### SHORT PROBLEM
Present every line in which the string "Avec" appears.

(Collected data entries)
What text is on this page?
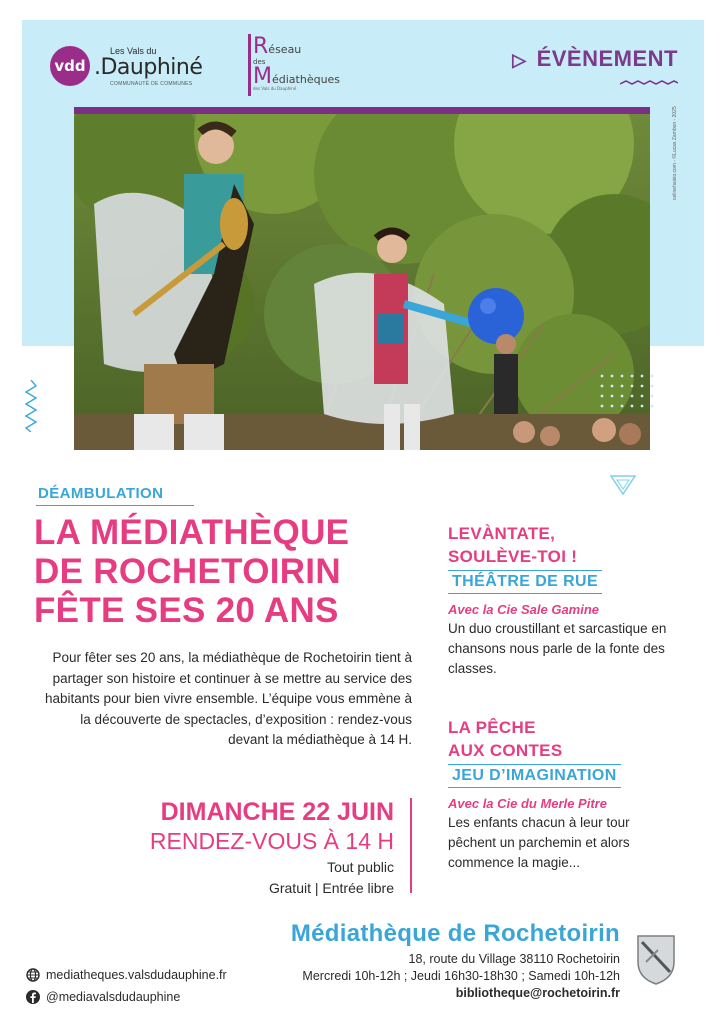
vdd
Les Vals du
.Dauphiné
COMMUNAUTÉ DE COMMUNES
Réseau
des
Médiathèques
des Vals du Dauphiné
▷ ÉVÈNEMENT
celinehaisio.com - ©Lucas Zambon - 2025
DÉAMBULATION
LA MÉDIATHÈQUE
DE ROCHETOIRIN
FÊTE SES 20 ANS
Pour fêter ses 20 ans, la médiathèque de Rochetoirin tient à partager son histoire et continuer à se mettre au service des habitants pour bien vivre ensemble. L’équipe vous emmène à la découverte de spectacles, d’exposition : rendez-vous devant la médiathèque à 14 H.
DIMANCHE 22 JUIN
RENDEZ-VOUS À 14 H
Tout public
Gratuit | Entrée libre
LEVÀNTATE,
SOULÈVE-TOI !
THÉÂTRE DE RUE
Avec la Cie Sale Gamine
Un duo croustillant et sarcastique en chansons nous parle de la fonte des classes.
LA PÊCHE
AUX CONTES
JEU D’IMAGINATION
Avec la Cie du Merle Pitre
Les enfants chacun à leur tour pêchent un parchemin et alors commence la magie...
Médiathèque de Rochetoirin
18, route du Village 38110 Rochetoirin
Mercredi 10h-12h ; Jeudi 16h30-18h30 ; Samedi 10h-12h
bibliotheque@rochetoirin.fr
mediatheques.valsdudauphine.fr
@mediavalsdudauphine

### SOLUTION TO THE EXERCISE
Avec la Cie Sale Gamine
Avec la Cie du Merle Pitre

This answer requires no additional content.